### Objective
Take down each entry exactly as written.

* START Input data *

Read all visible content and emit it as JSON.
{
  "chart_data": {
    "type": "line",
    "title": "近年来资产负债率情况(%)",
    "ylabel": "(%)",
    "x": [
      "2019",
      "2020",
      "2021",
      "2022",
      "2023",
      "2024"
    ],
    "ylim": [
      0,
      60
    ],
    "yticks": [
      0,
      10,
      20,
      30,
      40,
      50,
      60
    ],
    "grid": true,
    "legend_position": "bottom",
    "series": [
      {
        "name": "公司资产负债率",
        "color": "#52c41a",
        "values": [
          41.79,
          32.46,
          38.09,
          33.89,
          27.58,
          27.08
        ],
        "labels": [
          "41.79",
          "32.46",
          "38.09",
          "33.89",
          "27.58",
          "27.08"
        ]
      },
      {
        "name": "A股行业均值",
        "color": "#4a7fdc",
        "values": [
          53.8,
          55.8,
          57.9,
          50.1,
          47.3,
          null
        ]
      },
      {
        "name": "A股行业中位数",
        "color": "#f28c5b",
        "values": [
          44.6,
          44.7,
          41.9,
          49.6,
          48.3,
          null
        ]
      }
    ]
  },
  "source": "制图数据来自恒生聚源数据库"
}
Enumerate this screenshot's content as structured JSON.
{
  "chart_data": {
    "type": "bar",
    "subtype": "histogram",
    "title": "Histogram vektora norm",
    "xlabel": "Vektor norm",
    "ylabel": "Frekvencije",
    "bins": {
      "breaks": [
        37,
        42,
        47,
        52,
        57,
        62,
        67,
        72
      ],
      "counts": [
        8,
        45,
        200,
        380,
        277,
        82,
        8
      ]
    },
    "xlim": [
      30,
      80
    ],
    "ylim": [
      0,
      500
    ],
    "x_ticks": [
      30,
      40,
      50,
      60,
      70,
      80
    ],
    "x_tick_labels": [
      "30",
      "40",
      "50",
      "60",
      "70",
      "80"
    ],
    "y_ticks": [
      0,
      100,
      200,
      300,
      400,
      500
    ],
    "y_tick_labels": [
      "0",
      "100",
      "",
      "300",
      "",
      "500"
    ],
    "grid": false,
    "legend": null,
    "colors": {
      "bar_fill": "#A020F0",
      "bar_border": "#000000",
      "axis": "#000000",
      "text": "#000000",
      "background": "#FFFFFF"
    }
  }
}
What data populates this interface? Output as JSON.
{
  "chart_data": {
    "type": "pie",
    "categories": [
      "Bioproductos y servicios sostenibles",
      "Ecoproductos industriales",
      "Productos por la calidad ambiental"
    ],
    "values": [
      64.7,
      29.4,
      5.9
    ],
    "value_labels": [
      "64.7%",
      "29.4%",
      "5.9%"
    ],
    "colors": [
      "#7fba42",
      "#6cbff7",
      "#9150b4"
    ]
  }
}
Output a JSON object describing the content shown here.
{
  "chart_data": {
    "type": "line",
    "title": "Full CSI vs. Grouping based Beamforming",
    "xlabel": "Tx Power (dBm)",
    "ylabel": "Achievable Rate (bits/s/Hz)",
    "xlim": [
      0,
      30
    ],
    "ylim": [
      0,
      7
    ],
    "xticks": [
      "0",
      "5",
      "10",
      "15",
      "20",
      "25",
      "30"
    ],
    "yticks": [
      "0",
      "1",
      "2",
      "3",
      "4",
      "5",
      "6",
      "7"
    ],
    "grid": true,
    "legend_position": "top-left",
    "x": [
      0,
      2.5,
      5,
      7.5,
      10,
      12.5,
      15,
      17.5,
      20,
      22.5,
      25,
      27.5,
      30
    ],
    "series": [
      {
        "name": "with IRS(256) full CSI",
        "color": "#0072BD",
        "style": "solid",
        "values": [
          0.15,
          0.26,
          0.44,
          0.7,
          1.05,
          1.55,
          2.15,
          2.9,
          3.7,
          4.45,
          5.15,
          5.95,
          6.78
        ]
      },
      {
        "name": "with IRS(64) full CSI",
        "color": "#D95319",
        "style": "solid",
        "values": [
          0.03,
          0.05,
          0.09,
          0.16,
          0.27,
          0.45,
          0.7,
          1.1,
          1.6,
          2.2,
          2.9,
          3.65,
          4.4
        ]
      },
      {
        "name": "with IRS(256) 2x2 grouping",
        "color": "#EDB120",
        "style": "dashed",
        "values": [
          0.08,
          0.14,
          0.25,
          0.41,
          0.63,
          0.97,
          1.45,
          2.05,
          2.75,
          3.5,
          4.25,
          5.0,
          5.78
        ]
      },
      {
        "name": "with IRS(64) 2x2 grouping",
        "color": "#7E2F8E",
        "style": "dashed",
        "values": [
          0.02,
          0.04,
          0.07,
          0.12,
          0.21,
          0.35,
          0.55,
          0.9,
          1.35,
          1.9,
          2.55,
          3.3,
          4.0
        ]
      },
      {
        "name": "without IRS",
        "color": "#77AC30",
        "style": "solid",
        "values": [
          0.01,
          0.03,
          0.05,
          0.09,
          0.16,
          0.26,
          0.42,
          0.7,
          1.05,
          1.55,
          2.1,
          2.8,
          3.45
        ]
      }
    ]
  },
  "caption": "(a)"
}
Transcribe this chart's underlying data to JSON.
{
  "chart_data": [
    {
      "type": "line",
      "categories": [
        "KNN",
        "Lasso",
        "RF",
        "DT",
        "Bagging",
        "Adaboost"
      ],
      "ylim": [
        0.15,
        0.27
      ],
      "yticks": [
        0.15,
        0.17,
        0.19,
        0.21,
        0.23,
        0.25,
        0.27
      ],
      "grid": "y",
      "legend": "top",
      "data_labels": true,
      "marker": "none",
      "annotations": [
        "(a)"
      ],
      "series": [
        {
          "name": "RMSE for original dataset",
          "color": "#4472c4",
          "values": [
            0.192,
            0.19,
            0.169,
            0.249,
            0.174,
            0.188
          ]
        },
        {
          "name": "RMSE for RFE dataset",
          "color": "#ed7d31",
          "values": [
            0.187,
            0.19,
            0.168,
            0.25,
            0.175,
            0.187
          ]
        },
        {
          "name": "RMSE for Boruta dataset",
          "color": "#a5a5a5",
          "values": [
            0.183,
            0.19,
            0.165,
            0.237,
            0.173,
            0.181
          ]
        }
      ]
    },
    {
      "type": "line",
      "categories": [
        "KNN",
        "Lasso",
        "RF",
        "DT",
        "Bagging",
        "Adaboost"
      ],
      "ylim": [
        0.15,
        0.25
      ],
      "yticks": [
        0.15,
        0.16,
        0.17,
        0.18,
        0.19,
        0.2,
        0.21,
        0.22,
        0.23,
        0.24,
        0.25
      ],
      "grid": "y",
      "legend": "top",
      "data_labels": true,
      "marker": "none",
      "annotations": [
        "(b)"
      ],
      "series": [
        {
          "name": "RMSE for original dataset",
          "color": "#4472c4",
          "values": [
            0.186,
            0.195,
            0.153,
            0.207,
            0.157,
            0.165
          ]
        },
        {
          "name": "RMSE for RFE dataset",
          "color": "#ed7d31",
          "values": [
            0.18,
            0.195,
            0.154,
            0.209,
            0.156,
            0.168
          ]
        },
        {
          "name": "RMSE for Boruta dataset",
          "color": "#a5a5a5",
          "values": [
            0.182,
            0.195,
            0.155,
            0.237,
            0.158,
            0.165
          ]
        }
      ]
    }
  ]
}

* END Input data *

### Result of this exercise
Read all visible content and emit it as JSON.
{
  "chart_data": {
    "type": "line",
    "title": "近年来资产负债率情况(%)",
    "ylabel": "(%)",
    "x": [
      "2019",
      "2020",
      "2021",
      "2022",
      "2023",
      "2024"
    ],
    "ylim": [
      0,
      60
    ],
    "yticks": [
      0,
      10,
      20,
      30,
      40,
      50,
      60
    ],
    "grid": true,
    "legend_position": "bottom",
    "series": [
      {
        "name": "公司资产负债率",
        "color": "#52c41a",
        "values": [
          41.79,
          32.46,
          38.09,
          33.89,
          27.58,
          27.08
        ],
        "labels": [
          "41.79",
          "32.46",
          "38.09",
          "33.89",
          "27.58",
          "27.08"
        ]
      },
      {
        "name": "A股行业均值",
        "color": "#4a7fdc",
        "values": [
          53.8,
          55.8,
          57.9,
          50.1,
          47.3,
          null
        ]
      },
      {
        "name": "A股行业中位数",
        "color": "#f28c5b",
        "values": [
          44.6,
          44.7,
          41.9,
          49.6,
          48.3,
          null
        ]
      }
    ]
  },
  "source": "制图数据来自恒生聚源数据库"
}
Enumerate this screenshot's content as structured JSON.
{
  "chart_data": {
    "type": "bar",
    "subtype": "histogram",
    "title": "Histogram vektora norm",
    "xlabel": "Vektor norm",
    "ylabel": "Frekvencije",
    "bins": {
      "breaks": [
        37,
        42,
        47,
        52,
        57,
        62,
        67,
        72
      ],
      "counts": [
        8,
        45,
        200,
        380,
        277,
        82,
        8
      ]
    },
    "xlim": [
      30,
      80
    ],
    "ylim": [
      0,
      500
    ],
    "x_ticks": [
      30,
      40,
      50,
      60,
      70,
      80
    ],
    "x_tick_labels": [
      "30",
      "40",
      "50",
      "60",
      "70",
      "80"
    ],
    "y_ticks": [
      0,
      100,
      200,
      300,
      400,
      500
    ],
    "y_tick_labels": [
      "0",
      "100",
      "",
      "300",
      "",
      "500"
    ],
    "grid": false,
    "legend": null,
    "colors": {
      "bar_fill": "#A020F0",
      "bar_border": "#000000",
      "axis": "#000000",
      "text": "#000000",
      "background": "#FFFFFF"
    }
  }
}
What data populates this interface? Output as JSON.
{
  "chart_data": {
    "type": "pie",
    "categories": [
      "Bioproductos y servicios sostenibles",
      "Ecoproductos industriales",
      "Productos por la calidad ambiental"
    ],
    "values": [
      64.7,
      29.4,
      5.9
    ],
    "value_labels": [
      "64.7%",
      "29.4%",
      "5.9%"
    ],
    "colors": [
      "#7fba42",
      "#6cbff7",
      "#9150b4"
    ]
  }
}
Output a JSON object describing the content shown here.
{
  "chart_data": {
    "type": "line",
    "title": "Full CSI vs. Grouping based Beamforming",
    "xlabel": "Tx Power (dBm)",
    "ylabel": "Achievable Rate (bits/s/Hz)",
    "xlim": [
      0,
      30
    ],
    "ylim": [
      0,
      7
    ],
    "xticks": [
      "0",
      "5",
      "10",
      "15",
      "20",
      "25",
      "30"
    ],
    "yticks": [
      "0",
      "1",
      "2",
      "3",
      "4",
      "5",
      "6",
      "7"
    ],
    "grid": true,
    "legend_position": "top-left",
    "x": [
      0,
      2.5,
      5,
      7.5,
      10,
      12.5,
      15,
      17.5,
      20,
      22.5,
      25,
      27.5,
      30
    ],
    "series": [
      {
        "name": "with IRS(256) full CSI",
        "color": "#0072BD",
        "style": "solid",
        "values": [
          0.15,
          0.26,
          0.44,
          0.7,
          1.05,
          1.55,
          2.15,
          2.9,
          3.7,
          4.45,
          5.15,
          5.95,
          6.78
        ]
      },
      {
        "name": "with IRS(64) full CSI",
        "color": "#D95319",
        "style": "solid",
        "values": [
          0.03,
          0.05,
          0.09,
          0.16,
          0.27,
          0.45,
          0.7,
          1.1,
          1.6,
          2.2,
          2.9,
          3.65,
          4.4
        ]
      },
      {
        "name": "with IRS(256) 2x2 grouping",
        "color": "#EDB120",
        "style": "dashed",
        "values": [
          0.08,
          0.14,
          0.25,
          0.41,
          0.63,
          0.97,
          1.45,
          2.05,
          2.75,
          3.5,
          4.25,
          5.0,
          5.78
        ]
      },
      {
        "name": "with IRS(64) 2x2 grouping",
        "color": "#7E2F8E",
        "style": "dashed",
        "values": [
          0.02,
          0.04,
          0.07,
          0.12,
          0.21,
          0.35,
          0.55,
          0.9,
          1.35,
          1.9,
          2.55,
          3.3,
          4.0
        ]
      },
      {
        "name": "without IRS",
        "color": "#77AC30",
        "style": "solid",
        "values": [
          0.01,
          0.03,
          0.05,
          0.09,
          0.16,
          0.26,
          0.42,
          0.7,
          1.05,
          1.55,
          2.1,
          2.8,
          3.45
        ]
      }
    ]
  },
  "caption": "(a)"
}
Transcribe this chart's underlying data to JSON.
{
  "chart_data": [
    {
      "type": "line",
      "categories": [
        "KNN",
        "Lasso",
        "RF",
        "DT",
        "Bagging",
        "Adaboost"
      ],
      "ylim": [
        0.15,
        0.27
      ],
      "yticks": [
        0.15,
        0.17,
        0.19,
        0.21,
        0.23,
        0.25,
        0.27
      ],
      "grid": "y",
      "legend": "top",
      "data_labels": true,
      "marker": "none",
      "annotations": [
        "(a)"
      ],
      "series": [
        {
          "name": "RMSE for original dataset",
          "color": "#4472c4",
          "values": [
            0.192,
            0.19,
            0.169,
            0.249,
            0.174,
            0.188
          ]
        },
        {
          "name": "RMSE for RFE dataset",
          "color": "#ed7d31",
          "values": [
            0.187,
            0.19,
            0.168,
            0.25,
            0.175,
            0.187
          ]
        },
        {
          "name": "RMSE for Boruta dataset",
          "color": "#a5a5a5",
          "values": [
            0.183,
            0.19,
            0.165,
            0.237,
            0.173,
            0.181
          ]
        }
      ]
    },
    {
      "type": "line",
      "categories": [
        "KNN",
        "Lasso",
        "RF",
        "DT",
        "Bagging",
        "Adaboost"
      ],
      "ylim": [
        0.15,
        0.25
      ],
      "yticks": [
        0.15,
        0.16,
        0.17,
        0.18,
        0.19,
        0.2,
        0.21,
        0.22,
        0.23,
        0.24,
        0.25
      ],
      "grid": "y",
      "legend": "top",
      "data_labels": true,
      "marker": "none",
      "annotations": [
        "(b)"
      ],
      "series": [
        {
          "name": "RMSE for original dataset",
          "color": "#4472c4",
          "values": [
            0.186,
            0.195,
            0.153,
            0.207,
            0.157,
            0.165
          ]
        },
        {
          "name": "RMSE for RFE dataset",
          "color": "#ed7d31",
          "values": [
            0.18,
            0.195,
            0.154,
            0.209,
            0.156,
            0.168
          ]
        },
        {
          "name": "RMSE for Boruta dataset",
          "color": "#a5a5a5",
          "values": [
            0.182,
            0.195,
            0.155,
            0.237,
            0.158,
            0.165
          ]
        }
      ]
    }
  ]
}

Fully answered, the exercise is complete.